═════ EXTRACTED MATERIAL ═════

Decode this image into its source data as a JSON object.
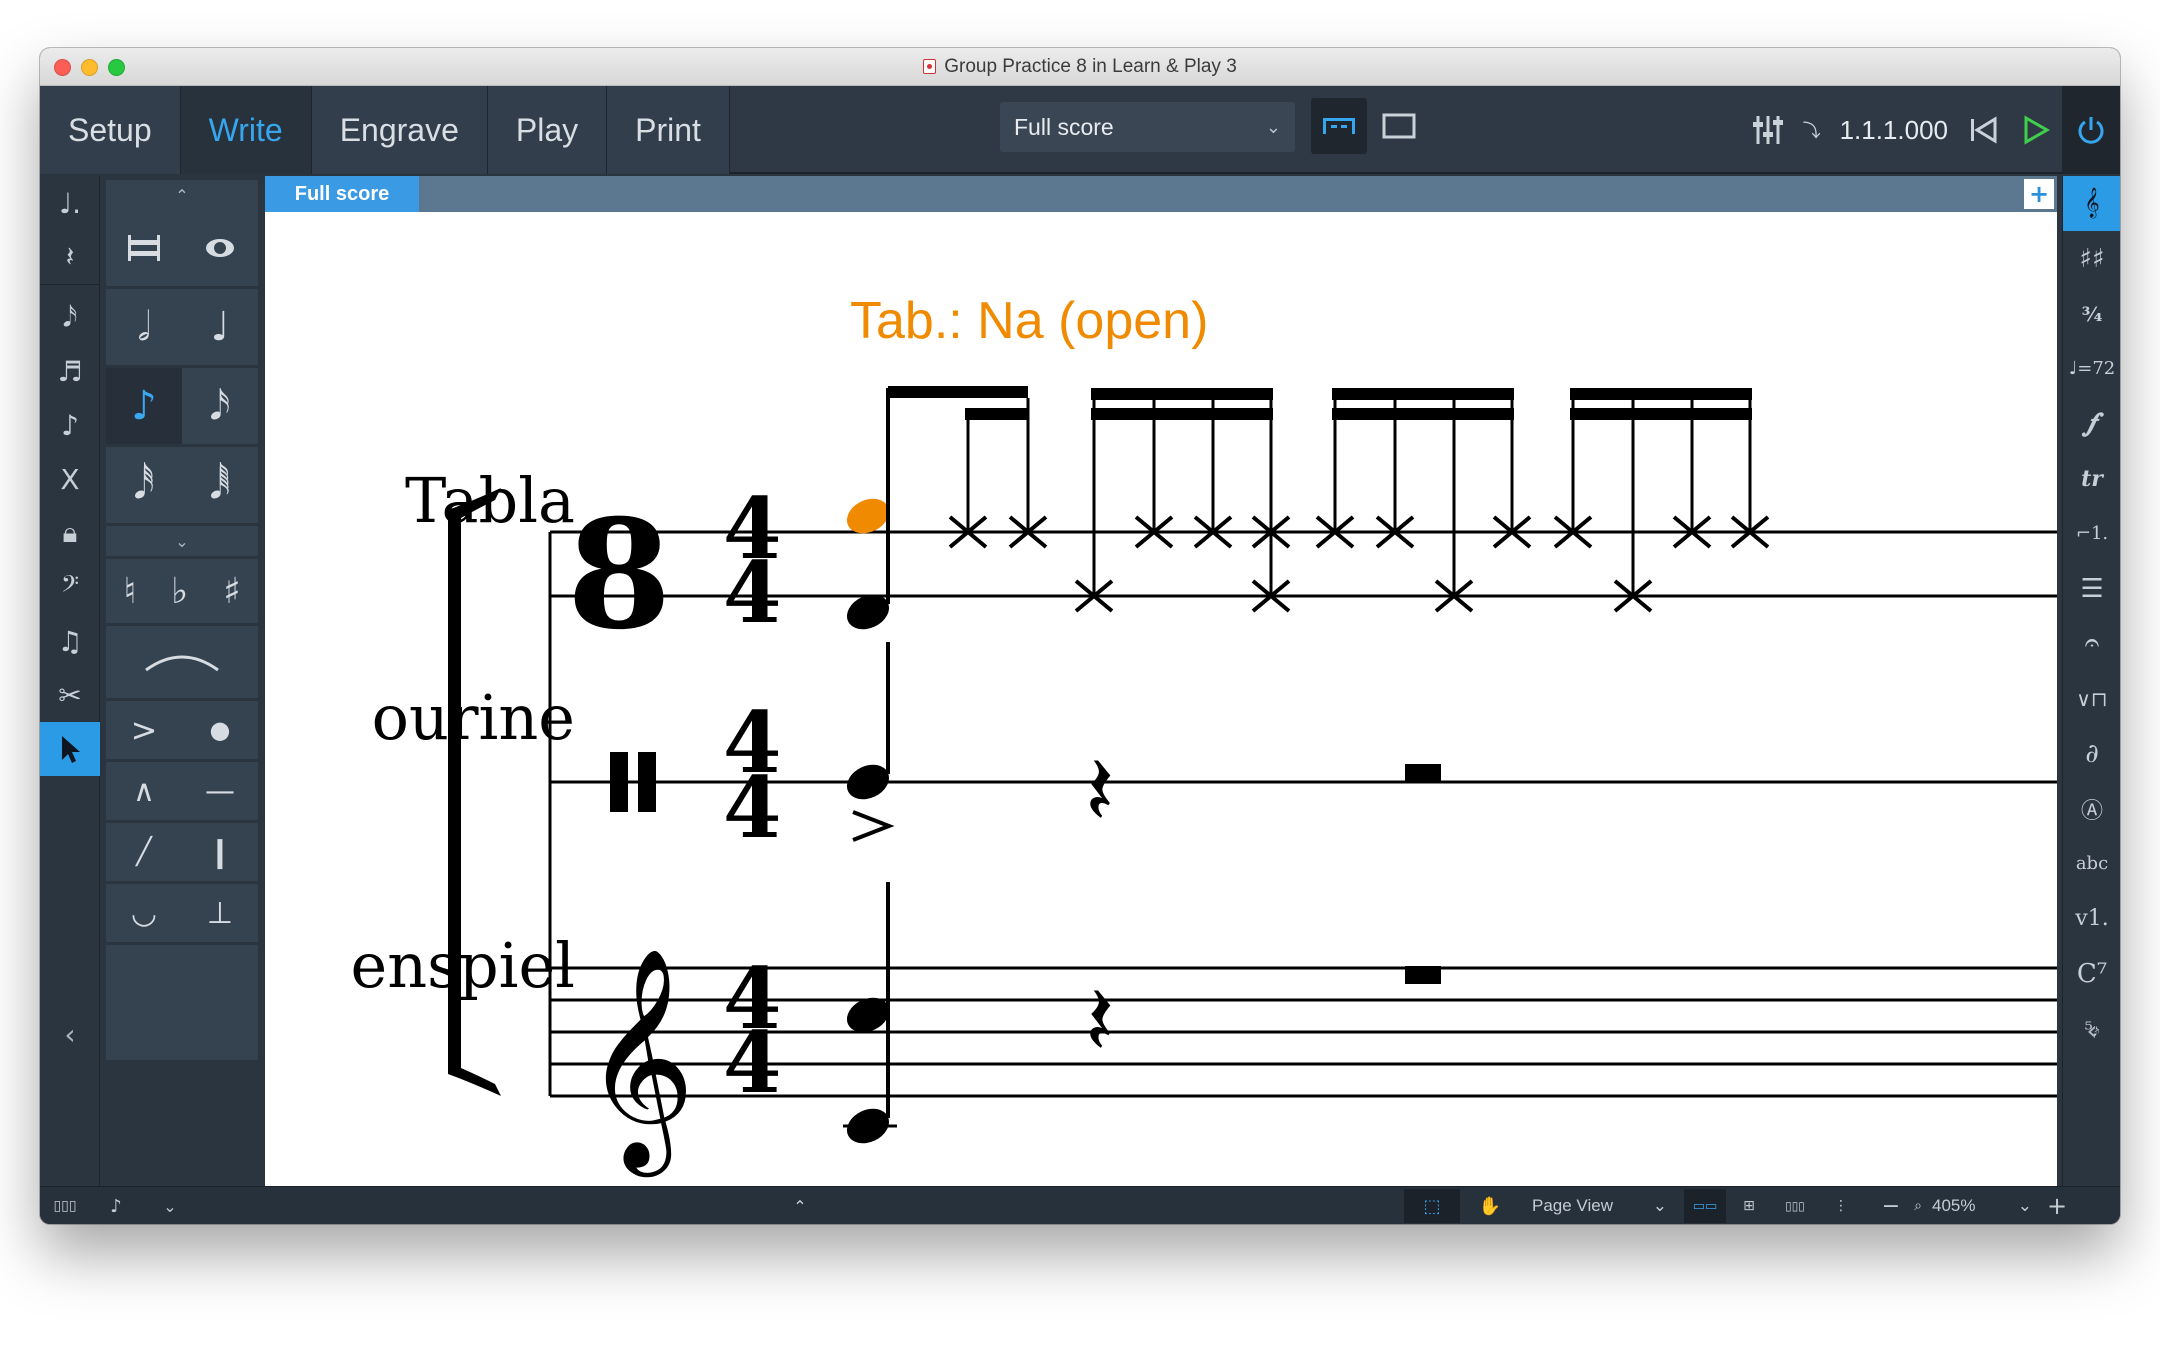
{
  "window": {
    "title": "Group Practice 8 in Learn & Play 3"
  },
  "modes": [
    {
      "label": "Setup"
    },
    {
      "label": "Write"
    },
    {
      "label": "Engrave"
    },
    {
      "label": "Play"
    },
    {
      "label": "Print"
    }
  ],
  "active_mode": "Write",
  "toolbar": {
    "layout_select": "Full score",
    "position": "1.1.1.000"
  },
  "score_tab": {
    "label": "Full score",
    "add_symbol": "+"
  },
  "score": {
    "annotation": "Tab.: Na (open)",
    "instruments": [
      {
        "name": "Tabla"
      },
      {
        "name": "ourine"
      },
      {
        "name": "enspiel"
      }
    ],
    "time_signature": {
      "numerator": "4",
      "denominator": "4"
    },
    "accent_color": "#f08a00"
  },
  "statusbar": {
    "view_type": "Page View",
    "zoom": "405%"
  },
  "colors": {
    "accent_blue": "#36a6ee",
    "toolbar_bg": "#2e3945",
    "tab_bar_bg": "#5c7891"
  }
}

═════

- [PROBLEM DETAILS]:
Write out the entries above word for word. Do not include the pictures.

- [RESULT OF THIS TASK]:
Decode this image into its source data as a JSON object.
{
  "window": {
    "title": "Group Practice 8 in Learn & Play 3"
  },
  "modes": [
    {
      "label": "Setup"
    },
    {
      "label": "Write"
    },
    {
      "label": "Engrave"
    },
    {
      "label": "Play"
    },
    {
      "label": "Print"
    }
  ],
  "active_mode": "Write",
  "toolbar": {
    "layout_select": "Full score",
    "position": "1.1.1.000"
  },
  "score_tab": {
    "label": "Full score",
    "add_symbol": "+"
  },
  "score": {
    "annotation": "Tab.: Na (open)",
    "instruments": [
      {
        "name": "Tabla"
      },
      {
        "name": "ourine"
      },
      {
        "name": "enspiel"
      }
    ],
    "time_signature": {
      "numerator": "4",
      "denominator": "4"
    },
    "accent_color": "#f08a00"
  },
  "statusbar": {
    "view_type": "Page View",
    "zoom": "405%"
  },
  "colors": {
    "accent_blue": "#36a6ee",
    "toolbar_bg": "#2e3945",
    "tab_bar_bg": "#5c7891"
  }
}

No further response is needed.